Figure content listings:

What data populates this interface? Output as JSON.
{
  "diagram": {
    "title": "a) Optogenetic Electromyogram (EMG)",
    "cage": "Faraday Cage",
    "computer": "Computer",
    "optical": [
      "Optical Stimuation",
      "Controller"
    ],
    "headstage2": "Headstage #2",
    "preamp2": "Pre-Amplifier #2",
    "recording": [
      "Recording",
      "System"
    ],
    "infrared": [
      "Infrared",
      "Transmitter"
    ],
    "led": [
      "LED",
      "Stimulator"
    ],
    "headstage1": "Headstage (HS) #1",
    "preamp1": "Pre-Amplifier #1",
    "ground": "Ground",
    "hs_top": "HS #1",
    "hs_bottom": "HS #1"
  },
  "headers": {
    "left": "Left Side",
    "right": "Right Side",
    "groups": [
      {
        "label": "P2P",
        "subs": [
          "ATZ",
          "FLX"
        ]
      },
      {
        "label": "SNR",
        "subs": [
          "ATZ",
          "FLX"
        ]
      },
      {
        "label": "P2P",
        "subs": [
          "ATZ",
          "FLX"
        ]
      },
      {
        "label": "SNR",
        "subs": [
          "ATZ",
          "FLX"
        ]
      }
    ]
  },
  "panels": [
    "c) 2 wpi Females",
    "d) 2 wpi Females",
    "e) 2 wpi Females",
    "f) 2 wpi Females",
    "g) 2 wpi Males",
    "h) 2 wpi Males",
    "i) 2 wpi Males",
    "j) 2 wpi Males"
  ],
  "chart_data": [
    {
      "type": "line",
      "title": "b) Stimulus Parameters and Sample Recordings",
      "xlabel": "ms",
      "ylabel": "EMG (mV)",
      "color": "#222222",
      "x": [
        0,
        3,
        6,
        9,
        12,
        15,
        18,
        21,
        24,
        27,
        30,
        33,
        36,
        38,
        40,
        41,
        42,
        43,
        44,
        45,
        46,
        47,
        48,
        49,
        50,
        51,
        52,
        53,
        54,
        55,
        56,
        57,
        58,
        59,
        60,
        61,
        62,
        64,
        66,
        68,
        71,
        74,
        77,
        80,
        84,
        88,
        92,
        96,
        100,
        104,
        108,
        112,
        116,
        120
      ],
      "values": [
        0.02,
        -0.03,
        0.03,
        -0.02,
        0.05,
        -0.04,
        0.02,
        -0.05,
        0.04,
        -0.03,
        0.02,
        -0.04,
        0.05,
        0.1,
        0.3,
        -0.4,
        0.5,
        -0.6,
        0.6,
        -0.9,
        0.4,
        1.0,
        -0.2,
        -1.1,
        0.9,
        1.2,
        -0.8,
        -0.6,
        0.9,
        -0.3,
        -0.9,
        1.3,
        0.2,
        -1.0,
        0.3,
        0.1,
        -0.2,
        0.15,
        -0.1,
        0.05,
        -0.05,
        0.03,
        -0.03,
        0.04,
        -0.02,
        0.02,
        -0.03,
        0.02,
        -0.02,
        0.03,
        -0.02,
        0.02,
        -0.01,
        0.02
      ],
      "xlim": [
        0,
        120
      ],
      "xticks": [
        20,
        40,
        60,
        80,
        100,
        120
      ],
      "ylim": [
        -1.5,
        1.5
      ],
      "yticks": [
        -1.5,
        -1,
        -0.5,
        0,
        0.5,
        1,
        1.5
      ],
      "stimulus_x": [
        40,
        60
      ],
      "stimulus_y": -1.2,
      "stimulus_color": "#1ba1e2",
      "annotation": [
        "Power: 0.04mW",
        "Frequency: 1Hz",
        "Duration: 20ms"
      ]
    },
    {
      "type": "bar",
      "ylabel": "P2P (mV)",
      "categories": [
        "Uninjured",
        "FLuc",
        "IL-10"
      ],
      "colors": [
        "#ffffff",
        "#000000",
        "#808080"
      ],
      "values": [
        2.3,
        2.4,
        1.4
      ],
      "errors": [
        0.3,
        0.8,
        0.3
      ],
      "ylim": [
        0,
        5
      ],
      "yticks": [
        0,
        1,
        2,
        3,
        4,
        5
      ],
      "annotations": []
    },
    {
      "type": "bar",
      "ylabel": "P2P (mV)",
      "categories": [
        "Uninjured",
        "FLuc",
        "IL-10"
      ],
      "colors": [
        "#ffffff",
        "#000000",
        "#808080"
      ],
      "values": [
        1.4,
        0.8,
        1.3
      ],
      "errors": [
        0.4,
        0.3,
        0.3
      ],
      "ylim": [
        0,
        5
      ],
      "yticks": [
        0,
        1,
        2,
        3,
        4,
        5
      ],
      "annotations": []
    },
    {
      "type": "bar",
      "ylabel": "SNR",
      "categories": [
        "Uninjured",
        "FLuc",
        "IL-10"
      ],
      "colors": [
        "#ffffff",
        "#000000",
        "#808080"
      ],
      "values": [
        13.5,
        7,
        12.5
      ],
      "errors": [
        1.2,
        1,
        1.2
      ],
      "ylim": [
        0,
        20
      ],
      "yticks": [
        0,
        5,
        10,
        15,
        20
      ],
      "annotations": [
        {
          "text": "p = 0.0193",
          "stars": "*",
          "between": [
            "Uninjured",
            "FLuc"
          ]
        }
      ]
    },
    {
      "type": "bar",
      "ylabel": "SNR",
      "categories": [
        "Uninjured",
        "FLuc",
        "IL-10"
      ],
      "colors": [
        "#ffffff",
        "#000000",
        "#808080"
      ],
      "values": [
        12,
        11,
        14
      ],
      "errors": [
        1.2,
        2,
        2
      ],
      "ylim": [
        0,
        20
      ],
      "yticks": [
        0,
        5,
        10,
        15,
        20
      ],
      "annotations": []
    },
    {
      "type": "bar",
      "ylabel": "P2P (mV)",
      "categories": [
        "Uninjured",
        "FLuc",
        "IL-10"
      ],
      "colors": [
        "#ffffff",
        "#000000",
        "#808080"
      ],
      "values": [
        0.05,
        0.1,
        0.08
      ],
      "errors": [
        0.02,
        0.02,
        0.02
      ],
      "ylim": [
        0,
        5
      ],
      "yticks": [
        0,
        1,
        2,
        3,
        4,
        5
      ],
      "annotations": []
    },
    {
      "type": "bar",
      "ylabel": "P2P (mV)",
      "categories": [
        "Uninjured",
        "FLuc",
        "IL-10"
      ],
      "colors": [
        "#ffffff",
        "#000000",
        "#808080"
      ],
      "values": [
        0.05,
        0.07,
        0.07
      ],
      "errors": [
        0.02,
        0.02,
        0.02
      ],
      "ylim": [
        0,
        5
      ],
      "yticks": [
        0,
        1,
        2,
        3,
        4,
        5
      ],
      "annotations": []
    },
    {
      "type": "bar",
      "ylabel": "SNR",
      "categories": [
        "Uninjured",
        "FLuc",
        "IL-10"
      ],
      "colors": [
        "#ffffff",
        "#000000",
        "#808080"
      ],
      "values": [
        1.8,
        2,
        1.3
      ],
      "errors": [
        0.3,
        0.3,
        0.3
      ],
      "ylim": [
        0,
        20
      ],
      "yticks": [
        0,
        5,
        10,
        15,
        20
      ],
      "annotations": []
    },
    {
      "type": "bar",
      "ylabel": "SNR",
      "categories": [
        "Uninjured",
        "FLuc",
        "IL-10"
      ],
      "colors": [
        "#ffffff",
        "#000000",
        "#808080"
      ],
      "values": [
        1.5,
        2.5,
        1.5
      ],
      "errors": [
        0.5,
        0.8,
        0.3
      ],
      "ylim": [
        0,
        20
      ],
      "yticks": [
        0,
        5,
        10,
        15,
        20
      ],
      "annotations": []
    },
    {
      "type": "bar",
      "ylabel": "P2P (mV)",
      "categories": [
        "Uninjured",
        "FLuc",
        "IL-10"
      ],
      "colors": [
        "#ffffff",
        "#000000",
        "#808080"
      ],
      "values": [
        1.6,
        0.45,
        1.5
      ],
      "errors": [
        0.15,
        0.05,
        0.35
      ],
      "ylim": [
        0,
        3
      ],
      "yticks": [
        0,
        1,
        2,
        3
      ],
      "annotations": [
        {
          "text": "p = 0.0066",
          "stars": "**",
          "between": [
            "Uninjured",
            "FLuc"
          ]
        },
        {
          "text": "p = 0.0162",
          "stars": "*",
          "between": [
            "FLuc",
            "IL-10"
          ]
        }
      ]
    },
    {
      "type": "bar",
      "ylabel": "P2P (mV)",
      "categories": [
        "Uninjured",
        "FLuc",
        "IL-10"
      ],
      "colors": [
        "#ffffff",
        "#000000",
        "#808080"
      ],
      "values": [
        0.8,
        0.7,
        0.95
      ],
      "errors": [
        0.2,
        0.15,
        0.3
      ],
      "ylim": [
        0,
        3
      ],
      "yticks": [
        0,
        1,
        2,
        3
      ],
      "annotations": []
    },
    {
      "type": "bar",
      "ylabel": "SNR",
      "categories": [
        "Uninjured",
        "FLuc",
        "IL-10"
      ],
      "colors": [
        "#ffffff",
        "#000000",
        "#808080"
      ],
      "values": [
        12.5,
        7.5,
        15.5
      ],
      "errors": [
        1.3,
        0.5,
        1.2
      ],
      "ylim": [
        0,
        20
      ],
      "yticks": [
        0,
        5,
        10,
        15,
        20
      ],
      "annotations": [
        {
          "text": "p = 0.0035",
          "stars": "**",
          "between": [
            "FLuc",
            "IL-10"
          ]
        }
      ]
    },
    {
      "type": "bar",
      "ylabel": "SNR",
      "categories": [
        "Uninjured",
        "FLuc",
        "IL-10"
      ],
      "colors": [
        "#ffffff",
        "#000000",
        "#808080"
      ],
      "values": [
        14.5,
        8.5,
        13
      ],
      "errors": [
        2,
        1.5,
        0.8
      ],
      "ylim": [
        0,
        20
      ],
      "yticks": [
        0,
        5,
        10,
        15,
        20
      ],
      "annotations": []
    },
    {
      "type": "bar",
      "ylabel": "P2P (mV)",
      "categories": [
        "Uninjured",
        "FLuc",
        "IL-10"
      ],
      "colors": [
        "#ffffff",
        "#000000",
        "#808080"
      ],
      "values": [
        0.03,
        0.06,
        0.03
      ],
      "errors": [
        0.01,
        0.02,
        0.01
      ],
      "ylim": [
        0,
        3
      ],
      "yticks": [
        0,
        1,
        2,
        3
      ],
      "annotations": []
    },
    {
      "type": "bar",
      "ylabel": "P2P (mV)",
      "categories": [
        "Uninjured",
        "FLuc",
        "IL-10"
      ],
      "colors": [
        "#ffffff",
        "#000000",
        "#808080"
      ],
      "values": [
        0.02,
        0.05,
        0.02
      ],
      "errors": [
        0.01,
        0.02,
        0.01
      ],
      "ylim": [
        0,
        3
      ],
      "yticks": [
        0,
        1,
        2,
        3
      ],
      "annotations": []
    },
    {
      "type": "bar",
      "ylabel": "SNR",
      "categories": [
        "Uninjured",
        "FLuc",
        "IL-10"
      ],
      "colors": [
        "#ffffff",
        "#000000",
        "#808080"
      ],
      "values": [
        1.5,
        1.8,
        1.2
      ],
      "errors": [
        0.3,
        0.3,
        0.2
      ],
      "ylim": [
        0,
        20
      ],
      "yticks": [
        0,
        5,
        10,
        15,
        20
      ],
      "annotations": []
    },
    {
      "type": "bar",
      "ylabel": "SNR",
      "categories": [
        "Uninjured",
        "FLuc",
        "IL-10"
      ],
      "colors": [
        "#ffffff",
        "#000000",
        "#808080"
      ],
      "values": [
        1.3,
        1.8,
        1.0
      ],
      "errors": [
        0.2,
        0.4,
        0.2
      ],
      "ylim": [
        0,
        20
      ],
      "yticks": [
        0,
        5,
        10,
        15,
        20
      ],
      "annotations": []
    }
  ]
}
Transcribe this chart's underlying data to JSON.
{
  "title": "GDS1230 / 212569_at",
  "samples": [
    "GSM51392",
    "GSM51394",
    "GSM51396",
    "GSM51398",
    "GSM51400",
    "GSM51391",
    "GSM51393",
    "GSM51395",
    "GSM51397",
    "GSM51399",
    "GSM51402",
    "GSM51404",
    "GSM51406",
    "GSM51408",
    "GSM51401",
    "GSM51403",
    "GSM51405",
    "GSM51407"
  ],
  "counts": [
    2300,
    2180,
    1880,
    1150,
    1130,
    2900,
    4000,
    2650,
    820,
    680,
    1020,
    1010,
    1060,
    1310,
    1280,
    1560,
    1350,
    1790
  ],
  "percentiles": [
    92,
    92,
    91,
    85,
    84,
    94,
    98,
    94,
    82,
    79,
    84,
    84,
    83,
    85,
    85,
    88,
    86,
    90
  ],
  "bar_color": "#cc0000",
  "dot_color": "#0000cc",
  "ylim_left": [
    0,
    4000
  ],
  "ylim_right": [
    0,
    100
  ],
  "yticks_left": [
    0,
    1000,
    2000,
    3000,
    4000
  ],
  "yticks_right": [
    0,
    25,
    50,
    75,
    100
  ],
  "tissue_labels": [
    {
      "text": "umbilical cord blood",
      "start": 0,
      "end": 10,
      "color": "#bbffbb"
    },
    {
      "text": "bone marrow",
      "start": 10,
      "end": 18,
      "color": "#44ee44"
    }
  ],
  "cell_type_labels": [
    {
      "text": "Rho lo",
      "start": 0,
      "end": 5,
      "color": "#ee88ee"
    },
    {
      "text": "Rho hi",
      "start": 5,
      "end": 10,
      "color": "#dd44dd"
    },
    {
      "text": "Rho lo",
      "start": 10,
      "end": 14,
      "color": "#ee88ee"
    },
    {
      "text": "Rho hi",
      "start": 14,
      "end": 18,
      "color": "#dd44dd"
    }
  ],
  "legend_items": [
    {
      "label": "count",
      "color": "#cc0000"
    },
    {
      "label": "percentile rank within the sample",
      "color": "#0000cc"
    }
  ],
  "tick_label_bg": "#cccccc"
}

Written instruction:
Gather each line from the entries above that includes the word "Headstage".

Full answer:
    "headstage2": "Headstage #2",
    "headstage1": "Headstage (HS) #1",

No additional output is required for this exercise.